* Start *

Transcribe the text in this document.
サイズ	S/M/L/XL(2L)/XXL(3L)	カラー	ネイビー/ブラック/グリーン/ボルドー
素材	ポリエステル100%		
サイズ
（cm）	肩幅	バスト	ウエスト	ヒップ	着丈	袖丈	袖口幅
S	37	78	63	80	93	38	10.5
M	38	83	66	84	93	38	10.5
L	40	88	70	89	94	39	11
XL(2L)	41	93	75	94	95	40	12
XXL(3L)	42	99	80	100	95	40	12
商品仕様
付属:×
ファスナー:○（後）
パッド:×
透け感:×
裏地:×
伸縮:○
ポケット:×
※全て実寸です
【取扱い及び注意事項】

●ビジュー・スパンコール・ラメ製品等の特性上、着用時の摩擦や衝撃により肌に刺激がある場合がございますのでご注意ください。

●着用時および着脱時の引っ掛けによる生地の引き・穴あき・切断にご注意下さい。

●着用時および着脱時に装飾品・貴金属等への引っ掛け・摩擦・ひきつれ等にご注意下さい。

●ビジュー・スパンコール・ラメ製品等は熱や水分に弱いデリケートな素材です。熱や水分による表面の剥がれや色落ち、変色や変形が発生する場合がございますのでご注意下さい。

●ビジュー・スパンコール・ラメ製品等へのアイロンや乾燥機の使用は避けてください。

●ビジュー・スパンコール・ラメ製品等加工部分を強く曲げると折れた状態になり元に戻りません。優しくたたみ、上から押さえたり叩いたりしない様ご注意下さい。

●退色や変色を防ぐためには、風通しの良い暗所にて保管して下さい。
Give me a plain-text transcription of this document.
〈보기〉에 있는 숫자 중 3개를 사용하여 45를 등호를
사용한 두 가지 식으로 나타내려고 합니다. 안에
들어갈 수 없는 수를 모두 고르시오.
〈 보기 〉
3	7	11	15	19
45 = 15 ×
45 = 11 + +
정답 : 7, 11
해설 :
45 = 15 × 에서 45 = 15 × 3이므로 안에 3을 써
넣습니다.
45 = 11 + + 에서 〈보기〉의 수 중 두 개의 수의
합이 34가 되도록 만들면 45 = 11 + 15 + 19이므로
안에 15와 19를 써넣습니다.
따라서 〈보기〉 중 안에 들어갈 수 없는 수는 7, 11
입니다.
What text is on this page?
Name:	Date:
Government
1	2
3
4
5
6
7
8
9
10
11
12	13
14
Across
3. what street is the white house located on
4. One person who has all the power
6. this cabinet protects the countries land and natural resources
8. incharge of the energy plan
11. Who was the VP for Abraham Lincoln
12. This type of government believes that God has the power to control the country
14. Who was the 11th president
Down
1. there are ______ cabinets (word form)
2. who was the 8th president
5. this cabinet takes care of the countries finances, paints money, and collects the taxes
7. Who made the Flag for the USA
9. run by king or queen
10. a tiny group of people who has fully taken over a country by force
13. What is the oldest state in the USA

* End *
* Start *

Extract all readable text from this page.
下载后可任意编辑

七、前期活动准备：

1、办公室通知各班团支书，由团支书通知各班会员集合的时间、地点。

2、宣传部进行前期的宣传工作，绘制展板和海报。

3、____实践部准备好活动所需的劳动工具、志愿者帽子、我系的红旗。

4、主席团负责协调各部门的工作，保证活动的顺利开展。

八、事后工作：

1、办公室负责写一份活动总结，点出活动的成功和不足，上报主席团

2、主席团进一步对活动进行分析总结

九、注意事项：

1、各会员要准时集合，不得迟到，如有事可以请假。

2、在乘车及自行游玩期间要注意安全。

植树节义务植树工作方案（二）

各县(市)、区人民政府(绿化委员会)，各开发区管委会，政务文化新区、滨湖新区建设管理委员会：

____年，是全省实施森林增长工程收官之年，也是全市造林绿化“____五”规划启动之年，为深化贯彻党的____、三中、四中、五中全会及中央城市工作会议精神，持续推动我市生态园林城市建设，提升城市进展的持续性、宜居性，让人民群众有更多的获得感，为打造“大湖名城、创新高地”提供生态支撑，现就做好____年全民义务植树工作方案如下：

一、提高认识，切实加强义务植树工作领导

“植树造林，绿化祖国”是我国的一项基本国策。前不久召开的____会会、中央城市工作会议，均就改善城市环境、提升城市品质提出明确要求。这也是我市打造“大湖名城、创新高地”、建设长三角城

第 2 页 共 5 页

* End *

Select from the material above each line in which the string "page" appears, and list those lines.

What text is on this page?
Extract all readable text from this page.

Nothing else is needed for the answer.